> STATED GOAL
An exact copy of every record is needed.

> ENTRIES SUPPLIED
++++++++++

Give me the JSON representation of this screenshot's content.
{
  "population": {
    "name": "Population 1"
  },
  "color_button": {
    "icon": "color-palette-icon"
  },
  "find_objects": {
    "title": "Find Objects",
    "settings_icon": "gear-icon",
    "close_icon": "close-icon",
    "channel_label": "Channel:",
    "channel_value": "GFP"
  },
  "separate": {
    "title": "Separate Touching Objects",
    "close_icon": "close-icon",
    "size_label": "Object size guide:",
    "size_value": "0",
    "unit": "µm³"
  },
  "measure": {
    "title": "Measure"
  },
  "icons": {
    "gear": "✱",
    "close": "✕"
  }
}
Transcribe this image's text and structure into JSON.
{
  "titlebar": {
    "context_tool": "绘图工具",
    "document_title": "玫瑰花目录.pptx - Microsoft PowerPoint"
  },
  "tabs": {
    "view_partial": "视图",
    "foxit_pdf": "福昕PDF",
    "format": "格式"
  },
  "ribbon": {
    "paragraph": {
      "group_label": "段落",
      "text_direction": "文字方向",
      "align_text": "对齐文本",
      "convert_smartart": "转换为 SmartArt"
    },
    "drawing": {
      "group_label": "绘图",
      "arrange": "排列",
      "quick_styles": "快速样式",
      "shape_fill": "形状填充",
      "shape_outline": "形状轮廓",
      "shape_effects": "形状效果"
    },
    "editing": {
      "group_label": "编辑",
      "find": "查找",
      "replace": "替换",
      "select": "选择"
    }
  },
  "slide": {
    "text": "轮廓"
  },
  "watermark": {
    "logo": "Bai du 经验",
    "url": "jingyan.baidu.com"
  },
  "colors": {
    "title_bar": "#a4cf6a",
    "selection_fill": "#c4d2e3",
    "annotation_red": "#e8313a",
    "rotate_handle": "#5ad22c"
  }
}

++++++++++

> SOLUTION TO THE PROBLEM
Give me the JSON representation of this screenshot's content.
{
  "population": {
    "name": "Population 1"
  },
  "color_button": {
    "icon": "color-palette-icon"
  },
  "find_objects": {
    "title": "Find Objects",
    "settings_icon": "gear-icon",
    "close_icon": "close-icon",
    "channel_label": "Channel:",
    "channel_value": "GFP"
  },
  "separate": {
    "title": "Separate Touching Objects",
    "close_icon": "close-icon",
    "size_label": "Object size guide:",
    "size_value": "0",
    "unit": "µm³"
  },
  "measure": {
    "title": "Measure"
  },
  "icons": {
    "gear": "✱",
    "close": "✕"
  }
}
Transcribe this image's text and structure into JSON.
{
  "titlebar": {
    "context_tool": "绘图工具",
    "document_title": "玫瑰花目录.pptx - Microsoft PowerPoint"
  },
  "tabs": {
    "view_partial": "视图",
    "foxit_pdf": "福昕PDF",
    "format": "格式"
  },
  "ribbon": {
    "paragraph": {
      "group_label": "段落",
      "text_direction": "文字方向",
      "align_text": "对齐文本",
      "convert_smartart": "转换为 SmartArt"
    },
    "drawing": {
      "group_label": "绘图",
      "arrange": "排列",
      "quick_styles": "快速样式",
      "shape_fill": "形状填充",
      "shape_outline": "形状轮廓",
      "shape_effects": "形状效果"
    },
    "editing": {
      "group_label": "编辑",
      "find": "查找",
      "replace": "替换",
      "select": "选择"
    }
  },
  "slide": {
    "text": "轮廓"
  },
  "watermark": {
    "logo": "Bai du 经验",
    "url": "jingyan.baidu.com"
  },
  "colors": {
    "title_bar": "#a4cf6a",
    "selection_fill": "#c4d2e3",
    "annotation_red": "#e8313a",
    "rotate_handle": "#5ad22c"
  }
}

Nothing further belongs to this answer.